Every line that contains the word "screenshot" should be copied out.
** START OF Dataset excerpts **
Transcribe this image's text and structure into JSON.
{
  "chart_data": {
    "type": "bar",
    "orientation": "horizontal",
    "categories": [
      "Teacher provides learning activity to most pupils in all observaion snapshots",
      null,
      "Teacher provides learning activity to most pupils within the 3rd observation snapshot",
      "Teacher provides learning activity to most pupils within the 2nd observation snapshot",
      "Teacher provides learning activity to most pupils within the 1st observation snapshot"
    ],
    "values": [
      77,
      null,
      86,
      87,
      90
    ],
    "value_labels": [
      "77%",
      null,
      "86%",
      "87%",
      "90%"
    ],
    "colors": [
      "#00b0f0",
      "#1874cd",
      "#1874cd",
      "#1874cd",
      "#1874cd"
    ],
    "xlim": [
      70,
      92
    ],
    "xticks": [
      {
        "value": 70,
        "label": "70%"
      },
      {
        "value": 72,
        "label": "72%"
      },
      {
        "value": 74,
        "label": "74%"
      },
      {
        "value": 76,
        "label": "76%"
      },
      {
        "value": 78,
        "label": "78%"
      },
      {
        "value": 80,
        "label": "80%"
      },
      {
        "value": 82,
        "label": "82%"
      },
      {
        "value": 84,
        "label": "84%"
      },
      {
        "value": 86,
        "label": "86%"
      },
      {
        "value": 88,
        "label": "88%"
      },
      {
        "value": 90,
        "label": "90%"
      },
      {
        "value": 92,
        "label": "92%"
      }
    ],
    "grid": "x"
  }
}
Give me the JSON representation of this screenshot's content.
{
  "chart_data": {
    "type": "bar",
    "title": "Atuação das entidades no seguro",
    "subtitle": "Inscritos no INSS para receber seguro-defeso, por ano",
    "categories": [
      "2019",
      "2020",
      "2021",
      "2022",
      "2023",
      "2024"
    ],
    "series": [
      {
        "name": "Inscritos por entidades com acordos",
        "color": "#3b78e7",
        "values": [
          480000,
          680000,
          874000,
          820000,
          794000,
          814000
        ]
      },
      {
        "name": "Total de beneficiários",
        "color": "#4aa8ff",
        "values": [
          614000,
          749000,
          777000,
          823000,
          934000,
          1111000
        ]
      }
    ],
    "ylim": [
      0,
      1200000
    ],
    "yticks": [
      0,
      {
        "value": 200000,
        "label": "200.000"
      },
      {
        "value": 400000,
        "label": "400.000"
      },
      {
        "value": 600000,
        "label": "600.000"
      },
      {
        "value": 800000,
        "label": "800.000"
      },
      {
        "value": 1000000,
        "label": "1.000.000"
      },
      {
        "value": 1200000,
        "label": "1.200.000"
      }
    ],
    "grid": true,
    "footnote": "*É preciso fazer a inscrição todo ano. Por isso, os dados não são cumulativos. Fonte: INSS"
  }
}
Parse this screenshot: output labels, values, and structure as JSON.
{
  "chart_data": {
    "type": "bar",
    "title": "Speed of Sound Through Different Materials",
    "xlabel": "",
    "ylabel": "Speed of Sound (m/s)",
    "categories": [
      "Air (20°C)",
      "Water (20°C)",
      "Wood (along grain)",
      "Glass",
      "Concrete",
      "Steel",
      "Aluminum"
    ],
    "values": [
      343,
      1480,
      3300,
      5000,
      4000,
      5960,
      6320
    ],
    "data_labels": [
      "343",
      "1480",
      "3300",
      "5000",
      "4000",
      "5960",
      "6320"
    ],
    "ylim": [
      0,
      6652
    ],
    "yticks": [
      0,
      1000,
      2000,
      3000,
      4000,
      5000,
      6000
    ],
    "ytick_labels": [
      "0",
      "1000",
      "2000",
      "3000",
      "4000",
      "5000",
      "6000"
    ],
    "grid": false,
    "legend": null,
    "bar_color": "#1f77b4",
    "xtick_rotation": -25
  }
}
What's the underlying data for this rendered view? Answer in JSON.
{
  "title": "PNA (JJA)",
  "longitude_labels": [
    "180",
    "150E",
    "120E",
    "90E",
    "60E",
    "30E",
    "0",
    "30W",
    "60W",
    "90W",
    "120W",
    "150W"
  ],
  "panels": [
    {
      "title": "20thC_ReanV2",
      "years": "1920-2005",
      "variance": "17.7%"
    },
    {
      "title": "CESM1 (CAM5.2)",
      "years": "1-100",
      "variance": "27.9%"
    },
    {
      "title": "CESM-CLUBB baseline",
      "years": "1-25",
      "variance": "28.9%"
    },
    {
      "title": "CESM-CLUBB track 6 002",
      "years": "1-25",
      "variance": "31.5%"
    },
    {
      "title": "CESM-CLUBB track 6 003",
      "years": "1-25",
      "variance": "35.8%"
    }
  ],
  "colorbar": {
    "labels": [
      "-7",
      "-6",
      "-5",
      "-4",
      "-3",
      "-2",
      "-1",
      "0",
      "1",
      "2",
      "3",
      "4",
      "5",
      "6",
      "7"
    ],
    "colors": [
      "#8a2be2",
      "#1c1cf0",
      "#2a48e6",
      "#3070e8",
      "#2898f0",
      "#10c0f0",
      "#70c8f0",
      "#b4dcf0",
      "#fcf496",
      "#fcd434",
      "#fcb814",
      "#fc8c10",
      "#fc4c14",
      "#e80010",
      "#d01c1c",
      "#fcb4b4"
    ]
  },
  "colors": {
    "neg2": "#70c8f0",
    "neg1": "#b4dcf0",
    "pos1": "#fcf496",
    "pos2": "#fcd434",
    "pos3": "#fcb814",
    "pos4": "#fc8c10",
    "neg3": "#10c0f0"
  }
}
** END OF Dataset excerpts **
The reply:
Give me the JSON representation of this screenshot's content.
Parse this screenshot: output labels, values, and structure as JSON.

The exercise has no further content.